> Material for this task
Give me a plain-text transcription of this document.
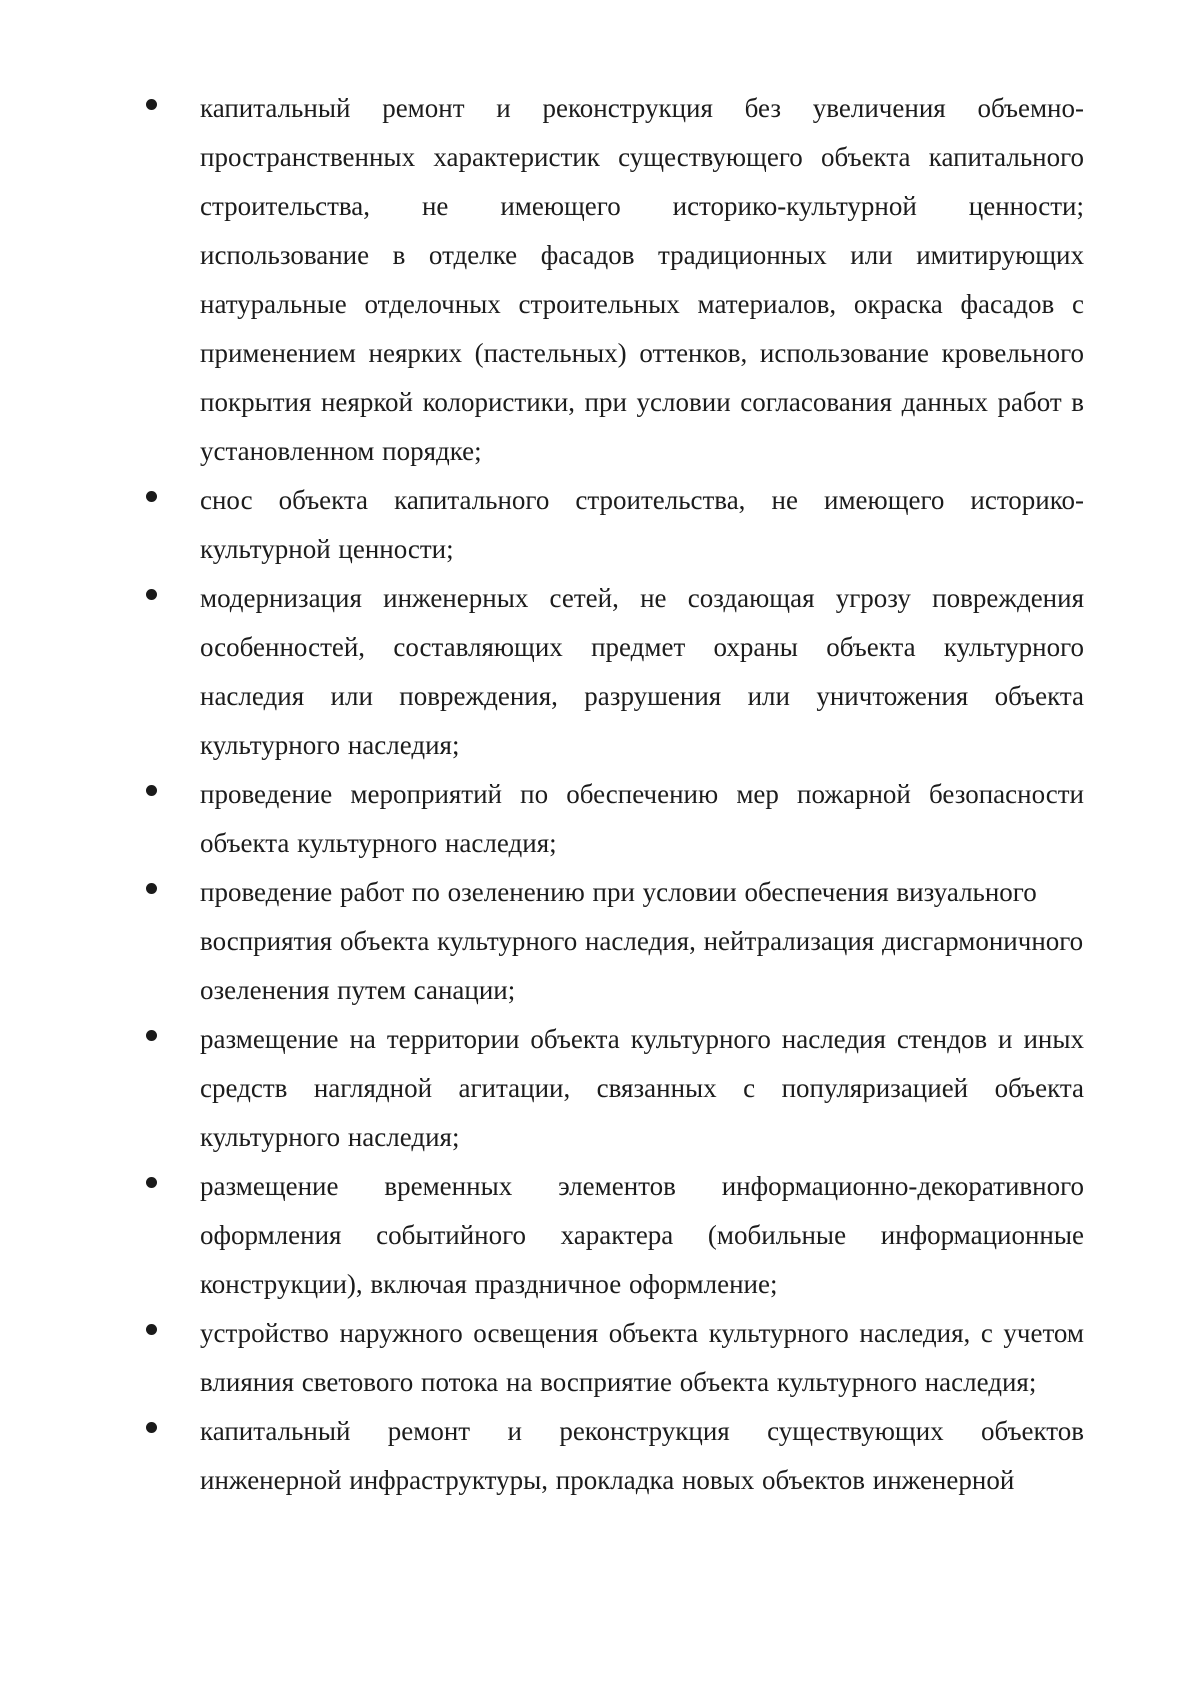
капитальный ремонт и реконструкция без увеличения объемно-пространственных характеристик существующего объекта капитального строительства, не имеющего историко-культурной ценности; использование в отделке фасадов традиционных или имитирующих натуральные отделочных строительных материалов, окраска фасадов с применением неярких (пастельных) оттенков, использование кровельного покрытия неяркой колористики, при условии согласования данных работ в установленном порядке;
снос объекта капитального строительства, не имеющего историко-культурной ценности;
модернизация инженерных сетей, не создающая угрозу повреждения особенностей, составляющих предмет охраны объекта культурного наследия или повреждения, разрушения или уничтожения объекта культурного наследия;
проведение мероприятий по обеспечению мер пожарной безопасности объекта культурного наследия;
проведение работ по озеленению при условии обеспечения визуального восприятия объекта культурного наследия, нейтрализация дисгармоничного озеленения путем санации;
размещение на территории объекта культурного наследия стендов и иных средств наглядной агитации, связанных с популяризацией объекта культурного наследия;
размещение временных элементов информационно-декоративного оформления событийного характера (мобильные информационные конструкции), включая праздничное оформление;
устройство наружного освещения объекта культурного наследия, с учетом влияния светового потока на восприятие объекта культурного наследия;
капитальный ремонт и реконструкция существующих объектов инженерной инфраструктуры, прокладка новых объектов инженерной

> Task details
Note each line of the entries that has "культурной" in it, and copy those lines.

> Output
капитальный ремонт и реконструкция без увеличения объемно-пространственных характеристик существующего объекта капитального строительства, не имеющего историко-культурной ценности; использование в отделке фасадов традиционных или имитирующих натуральные отделочных строительных материалов, окраска фасадов с применением неярких (пастельных) оттенков, использование кровельного покрытия неяркой колористики, при условии согласования данных работ в установленном порядке;
снос объекта капитального строительства, не имеющего историко-культурной ценности;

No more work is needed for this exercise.